___ INPUT MATERIAL ___
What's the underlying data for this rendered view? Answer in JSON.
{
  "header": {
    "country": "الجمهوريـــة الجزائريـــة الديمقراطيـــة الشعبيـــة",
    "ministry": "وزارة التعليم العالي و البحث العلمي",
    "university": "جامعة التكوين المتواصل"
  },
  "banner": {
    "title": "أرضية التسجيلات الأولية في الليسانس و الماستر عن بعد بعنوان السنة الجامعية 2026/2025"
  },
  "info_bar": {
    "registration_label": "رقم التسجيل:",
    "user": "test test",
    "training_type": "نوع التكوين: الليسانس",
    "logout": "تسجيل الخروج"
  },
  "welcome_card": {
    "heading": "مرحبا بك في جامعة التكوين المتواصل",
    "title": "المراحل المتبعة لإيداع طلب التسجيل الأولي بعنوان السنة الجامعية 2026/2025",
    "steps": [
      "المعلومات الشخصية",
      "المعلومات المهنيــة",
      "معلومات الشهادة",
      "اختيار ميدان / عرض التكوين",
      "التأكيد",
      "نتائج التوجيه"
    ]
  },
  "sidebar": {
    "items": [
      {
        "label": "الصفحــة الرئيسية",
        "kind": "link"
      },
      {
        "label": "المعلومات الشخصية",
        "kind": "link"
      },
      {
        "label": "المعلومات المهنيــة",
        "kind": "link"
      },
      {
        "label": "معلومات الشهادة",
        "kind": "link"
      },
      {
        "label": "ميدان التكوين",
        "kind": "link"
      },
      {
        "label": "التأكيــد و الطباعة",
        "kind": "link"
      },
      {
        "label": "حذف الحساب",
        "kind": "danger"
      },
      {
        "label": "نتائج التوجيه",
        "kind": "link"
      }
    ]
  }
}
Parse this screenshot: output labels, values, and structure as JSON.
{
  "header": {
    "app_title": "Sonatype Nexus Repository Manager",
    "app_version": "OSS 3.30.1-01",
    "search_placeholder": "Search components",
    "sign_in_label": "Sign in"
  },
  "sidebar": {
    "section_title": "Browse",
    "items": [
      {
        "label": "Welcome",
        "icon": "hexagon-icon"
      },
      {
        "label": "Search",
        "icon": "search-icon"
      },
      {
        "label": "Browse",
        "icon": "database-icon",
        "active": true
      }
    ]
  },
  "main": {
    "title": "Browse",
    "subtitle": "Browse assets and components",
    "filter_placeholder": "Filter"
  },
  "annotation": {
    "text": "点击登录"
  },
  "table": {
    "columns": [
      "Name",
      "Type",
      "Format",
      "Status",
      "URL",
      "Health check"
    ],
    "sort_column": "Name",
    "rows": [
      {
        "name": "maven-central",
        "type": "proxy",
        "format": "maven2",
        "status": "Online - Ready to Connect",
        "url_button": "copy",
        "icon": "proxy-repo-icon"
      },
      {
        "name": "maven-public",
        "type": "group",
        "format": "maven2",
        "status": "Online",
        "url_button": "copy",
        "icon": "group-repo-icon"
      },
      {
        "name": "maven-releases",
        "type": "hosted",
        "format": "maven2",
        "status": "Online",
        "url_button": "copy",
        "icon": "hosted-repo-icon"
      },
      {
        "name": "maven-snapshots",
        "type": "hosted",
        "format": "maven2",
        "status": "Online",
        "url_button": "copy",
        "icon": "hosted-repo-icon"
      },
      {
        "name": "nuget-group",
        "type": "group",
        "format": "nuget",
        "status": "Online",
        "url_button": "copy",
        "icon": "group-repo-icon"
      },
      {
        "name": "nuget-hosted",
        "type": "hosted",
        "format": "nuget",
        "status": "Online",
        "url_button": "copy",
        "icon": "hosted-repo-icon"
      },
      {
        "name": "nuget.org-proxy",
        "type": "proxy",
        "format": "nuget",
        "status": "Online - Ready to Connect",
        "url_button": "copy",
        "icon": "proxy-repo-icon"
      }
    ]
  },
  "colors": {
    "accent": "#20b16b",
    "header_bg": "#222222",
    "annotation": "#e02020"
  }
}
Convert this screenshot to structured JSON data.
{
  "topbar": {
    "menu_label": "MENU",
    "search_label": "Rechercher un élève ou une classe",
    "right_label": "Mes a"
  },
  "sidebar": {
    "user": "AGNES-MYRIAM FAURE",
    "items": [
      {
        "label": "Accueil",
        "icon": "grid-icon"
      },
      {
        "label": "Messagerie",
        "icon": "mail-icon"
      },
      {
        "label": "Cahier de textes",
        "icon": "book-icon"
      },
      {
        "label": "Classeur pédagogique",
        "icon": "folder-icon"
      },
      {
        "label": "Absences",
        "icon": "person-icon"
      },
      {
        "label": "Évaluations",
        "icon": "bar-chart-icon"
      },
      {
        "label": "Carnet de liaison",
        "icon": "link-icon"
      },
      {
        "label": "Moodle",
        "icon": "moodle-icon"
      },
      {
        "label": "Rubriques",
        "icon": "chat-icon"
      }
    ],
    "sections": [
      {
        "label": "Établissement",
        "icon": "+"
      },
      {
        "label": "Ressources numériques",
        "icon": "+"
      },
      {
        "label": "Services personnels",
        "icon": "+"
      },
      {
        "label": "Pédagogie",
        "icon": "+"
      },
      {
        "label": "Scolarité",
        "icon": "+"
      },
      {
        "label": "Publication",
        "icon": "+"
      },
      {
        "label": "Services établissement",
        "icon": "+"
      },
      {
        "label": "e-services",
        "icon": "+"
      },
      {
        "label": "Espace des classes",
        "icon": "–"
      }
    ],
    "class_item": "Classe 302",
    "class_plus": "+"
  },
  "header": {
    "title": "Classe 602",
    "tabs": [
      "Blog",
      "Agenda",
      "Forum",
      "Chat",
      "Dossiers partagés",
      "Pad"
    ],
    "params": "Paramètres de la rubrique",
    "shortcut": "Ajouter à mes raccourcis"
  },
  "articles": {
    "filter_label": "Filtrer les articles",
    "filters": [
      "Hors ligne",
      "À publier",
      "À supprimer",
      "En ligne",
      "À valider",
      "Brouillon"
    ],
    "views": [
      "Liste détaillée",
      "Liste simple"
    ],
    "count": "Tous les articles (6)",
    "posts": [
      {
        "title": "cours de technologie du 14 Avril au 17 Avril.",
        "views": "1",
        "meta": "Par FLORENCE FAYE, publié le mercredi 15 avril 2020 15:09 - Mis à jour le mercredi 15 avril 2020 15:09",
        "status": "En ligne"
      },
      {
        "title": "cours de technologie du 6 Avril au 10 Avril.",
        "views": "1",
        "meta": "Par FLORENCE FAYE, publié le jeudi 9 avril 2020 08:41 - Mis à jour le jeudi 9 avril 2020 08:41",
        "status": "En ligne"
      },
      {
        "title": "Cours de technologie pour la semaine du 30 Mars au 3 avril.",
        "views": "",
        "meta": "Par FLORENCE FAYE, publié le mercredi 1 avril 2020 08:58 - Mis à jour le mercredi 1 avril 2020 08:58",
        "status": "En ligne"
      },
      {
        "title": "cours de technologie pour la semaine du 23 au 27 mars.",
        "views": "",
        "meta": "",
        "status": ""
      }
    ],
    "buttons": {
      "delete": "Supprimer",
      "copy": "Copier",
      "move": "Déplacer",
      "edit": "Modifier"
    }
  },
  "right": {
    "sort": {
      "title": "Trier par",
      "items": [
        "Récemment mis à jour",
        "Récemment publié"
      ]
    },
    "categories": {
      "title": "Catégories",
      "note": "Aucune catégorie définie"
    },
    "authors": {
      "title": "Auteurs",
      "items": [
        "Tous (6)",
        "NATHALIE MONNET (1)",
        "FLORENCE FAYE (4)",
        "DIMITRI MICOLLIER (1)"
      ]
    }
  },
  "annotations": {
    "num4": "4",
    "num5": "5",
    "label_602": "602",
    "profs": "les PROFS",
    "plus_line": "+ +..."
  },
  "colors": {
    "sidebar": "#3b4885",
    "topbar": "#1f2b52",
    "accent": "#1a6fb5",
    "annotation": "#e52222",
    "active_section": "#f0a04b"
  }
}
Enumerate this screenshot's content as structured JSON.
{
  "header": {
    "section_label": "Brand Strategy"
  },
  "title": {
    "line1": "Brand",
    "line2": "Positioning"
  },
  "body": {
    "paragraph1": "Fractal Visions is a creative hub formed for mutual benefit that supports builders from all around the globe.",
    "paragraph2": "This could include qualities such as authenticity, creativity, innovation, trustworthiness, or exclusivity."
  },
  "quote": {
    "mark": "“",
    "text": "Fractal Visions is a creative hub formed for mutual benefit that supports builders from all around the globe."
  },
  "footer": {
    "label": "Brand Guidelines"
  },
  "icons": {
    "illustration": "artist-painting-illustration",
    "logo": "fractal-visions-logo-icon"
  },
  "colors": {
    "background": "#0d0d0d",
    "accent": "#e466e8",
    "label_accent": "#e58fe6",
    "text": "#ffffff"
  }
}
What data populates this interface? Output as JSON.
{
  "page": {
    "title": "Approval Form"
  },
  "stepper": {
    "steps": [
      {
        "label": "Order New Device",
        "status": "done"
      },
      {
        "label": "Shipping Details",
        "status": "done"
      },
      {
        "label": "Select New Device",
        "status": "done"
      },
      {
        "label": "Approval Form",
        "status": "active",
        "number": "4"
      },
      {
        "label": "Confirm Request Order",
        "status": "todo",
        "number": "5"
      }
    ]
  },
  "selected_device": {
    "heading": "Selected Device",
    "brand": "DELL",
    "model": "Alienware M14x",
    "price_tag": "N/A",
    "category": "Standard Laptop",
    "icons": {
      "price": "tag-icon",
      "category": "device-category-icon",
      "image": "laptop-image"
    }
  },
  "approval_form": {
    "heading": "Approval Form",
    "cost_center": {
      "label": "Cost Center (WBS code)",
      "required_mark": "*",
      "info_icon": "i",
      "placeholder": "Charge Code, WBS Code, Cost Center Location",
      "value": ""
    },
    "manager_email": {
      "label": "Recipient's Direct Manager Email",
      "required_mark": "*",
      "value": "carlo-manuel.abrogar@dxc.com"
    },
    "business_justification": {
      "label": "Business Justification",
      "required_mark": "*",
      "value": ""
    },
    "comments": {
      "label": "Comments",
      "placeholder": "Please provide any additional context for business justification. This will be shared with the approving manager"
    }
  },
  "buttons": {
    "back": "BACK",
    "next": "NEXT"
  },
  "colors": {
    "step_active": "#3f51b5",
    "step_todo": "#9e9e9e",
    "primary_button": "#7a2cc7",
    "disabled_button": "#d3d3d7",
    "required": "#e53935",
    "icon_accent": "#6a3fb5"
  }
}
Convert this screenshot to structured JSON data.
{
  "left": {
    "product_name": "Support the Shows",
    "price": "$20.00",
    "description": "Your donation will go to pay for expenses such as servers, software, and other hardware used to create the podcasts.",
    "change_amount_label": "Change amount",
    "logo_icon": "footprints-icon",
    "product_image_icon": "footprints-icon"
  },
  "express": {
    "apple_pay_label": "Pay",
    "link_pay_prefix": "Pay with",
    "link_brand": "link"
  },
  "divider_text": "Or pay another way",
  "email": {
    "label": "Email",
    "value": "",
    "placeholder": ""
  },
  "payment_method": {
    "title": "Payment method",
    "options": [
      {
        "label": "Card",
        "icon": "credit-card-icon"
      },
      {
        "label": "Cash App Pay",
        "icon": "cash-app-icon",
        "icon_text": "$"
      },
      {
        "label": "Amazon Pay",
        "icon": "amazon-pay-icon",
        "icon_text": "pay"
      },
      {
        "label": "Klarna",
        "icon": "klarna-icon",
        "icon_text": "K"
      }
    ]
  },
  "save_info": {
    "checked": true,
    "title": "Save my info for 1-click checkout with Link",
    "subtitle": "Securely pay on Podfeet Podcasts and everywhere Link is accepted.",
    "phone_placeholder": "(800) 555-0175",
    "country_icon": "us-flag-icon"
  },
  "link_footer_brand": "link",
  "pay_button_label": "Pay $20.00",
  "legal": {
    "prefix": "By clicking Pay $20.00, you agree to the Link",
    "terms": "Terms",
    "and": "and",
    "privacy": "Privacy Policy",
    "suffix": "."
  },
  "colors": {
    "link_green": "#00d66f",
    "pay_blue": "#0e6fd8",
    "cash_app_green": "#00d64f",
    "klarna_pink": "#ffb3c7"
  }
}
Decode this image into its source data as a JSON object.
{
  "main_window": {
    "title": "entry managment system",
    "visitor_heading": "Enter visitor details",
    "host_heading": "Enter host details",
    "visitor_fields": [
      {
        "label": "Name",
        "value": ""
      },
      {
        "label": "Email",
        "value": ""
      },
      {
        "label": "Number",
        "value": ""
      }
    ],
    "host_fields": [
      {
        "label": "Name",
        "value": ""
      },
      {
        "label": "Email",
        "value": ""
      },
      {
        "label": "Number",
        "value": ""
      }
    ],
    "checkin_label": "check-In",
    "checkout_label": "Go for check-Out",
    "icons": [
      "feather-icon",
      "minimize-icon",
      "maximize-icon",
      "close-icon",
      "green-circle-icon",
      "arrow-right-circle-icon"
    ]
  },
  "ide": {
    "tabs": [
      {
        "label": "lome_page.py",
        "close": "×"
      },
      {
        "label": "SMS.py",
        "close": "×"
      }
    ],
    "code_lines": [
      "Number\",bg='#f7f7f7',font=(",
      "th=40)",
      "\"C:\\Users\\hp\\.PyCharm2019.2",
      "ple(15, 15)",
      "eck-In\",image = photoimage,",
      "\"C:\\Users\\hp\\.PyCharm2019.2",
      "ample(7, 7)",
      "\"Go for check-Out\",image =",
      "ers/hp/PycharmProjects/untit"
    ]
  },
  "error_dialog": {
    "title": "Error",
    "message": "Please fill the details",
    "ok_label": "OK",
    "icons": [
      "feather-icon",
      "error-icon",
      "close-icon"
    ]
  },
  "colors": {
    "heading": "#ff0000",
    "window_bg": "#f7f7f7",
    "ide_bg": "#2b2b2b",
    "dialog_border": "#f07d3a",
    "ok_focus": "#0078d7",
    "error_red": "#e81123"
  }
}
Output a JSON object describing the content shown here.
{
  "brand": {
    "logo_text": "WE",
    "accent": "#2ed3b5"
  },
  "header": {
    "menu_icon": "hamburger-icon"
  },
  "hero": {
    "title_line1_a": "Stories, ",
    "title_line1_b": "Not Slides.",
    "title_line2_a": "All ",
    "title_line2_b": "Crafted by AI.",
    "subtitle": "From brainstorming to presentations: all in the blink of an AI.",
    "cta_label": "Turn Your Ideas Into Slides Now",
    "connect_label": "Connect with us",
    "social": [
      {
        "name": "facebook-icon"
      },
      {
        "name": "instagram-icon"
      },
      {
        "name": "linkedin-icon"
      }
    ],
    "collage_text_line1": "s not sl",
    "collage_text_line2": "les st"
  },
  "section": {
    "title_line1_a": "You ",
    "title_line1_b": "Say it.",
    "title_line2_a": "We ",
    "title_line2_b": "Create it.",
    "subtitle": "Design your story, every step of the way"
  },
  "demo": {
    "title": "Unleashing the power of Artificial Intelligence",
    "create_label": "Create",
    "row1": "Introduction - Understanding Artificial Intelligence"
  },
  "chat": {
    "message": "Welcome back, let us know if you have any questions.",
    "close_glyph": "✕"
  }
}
___
THE REQUEST
Using the listing above, return all lines where the word "object" occurs.

SOLUTION TO THIS EXERCISE
Decode this image into its source data as a JSON object.
Output a JSON object describing the content shown here.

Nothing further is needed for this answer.